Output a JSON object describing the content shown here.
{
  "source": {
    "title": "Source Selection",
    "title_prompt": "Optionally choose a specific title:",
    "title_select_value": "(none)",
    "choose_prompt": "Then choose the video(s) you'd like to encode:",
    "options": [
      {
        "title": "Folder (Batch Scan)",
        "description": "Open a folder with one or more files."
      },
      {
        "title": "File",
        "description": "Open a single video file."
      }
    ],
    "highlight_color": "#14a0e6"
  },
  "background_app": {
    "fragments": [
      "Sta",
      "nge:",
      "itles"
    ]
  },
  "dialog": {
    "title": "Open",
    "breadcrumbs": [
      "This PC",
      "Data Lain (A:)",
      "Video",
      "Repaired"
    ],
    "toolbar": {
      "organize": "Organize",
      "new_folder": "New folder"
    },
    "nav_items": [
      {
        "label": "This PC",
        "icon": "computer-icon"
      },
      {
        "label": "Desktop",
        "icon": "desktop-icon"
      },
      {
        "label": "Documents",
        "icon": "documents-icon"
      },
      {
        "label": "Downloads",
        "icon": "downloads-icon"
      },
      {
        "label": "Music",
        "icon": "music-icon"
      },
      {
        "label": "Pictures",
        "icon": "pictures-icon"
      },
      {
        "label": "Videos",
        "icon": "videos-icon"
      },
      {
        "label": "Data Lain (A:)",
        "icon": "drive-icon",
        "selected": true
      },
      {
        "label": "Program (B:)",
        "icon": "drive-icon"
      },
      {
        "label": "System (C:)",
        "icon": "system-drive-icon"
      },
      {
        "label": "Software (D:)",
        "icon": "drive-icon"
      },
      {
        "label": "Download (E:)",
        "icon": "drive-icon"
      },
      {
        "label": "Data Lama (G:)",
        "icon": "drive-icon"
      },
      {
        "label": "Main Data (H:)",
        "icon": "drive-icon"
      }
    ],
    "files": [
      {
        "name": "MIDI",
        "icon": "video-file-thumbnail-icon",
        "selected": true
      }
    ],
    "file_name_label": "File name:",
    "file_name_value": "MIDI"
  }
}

————

◆ DIRECTIVE:
All lines holding the word "description" should be picked out and copied.

◆ OUTPUT BELOW:
        "description": "Open a folder with one or more files."
        "description": "Open a single video file."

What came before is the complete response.